**SET TASK:**
From the piece on Virginia's Siouan-speaking tribes, set down word for word the part that begins at "The Manahoac settled" and stops after "of the Powhatan.".

═══ TEXT PROVIDED

A number of Indian tribes which spoke dialects of the Siouan language lived in the Piedmont of Virginia.

The Manahoac settled on the waters of the Rappahannock River above Fredericksburg. The Monacan lived above the falls of the James River, and the Occaneechi and Saponi lived above the falls of the Roanoke River.

Indians (Saponi?) cooking
There seem to be few contemporary illustrations of native Americans in the Virginias, but in the late sixteenth century G Veen was responsible for a number of engravings including this one which shows natives - possibly Saponi - cooking

Little is known about these people because few early traders and travellers kept records. These sketchy pieces of information from written records survive: Captain John Smith in 1608 met a group of Manahoac, who lived in at least seven villages to the west, above the falls of the Rappahannock River. The Manahoac were friends of the Monacan and enemies of the Powhatan.

The first direct mention of the Monacan tribe also comes from Captain Smith. In 1608, he learned from a Powhatan informant about five Monacan towns which lay to the west of the James River falls at what is now Richmond.

══════
═══ PROVIDED DATA

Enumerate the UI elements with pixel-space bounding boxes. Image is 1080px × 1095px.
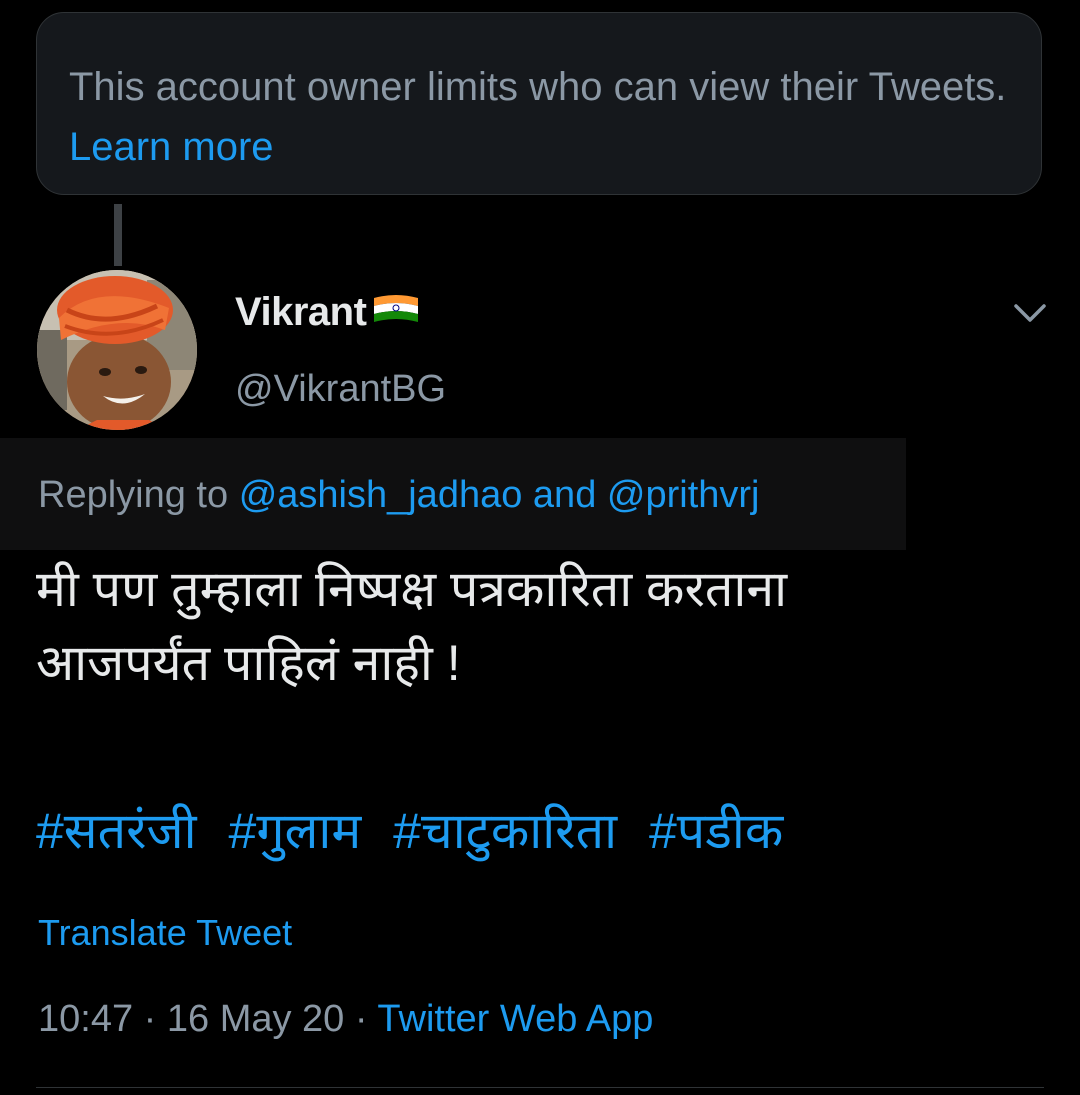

══════

**ANSWER FOR THIS EXERCISE:**
The Manahoac settled on the waters of the Rappahannock River above Fredericksburg. The Monacan lived above the falls of the James River, and the Occaneechi and Saponi lived above the falls of the Roanoke River.

Indians (Saponi?) cooking
There seem to be few contemporary illustrations of native Americans in the Virginias, but in the late sixteenth century G Veen was responsible for a number of engravings including this one which shows natives - possibly Saponi - cooking

Little is known about these people because few early traders and travellers kept records. These sketchy pieces of information from written records survive: Captain John Smith in 1608 met a group of Manahoac, who lived in at least seven villages to the west, above the falls of the Rappahannock River. The Manahoac were friends of the Monacan and enemies of the Powhatan.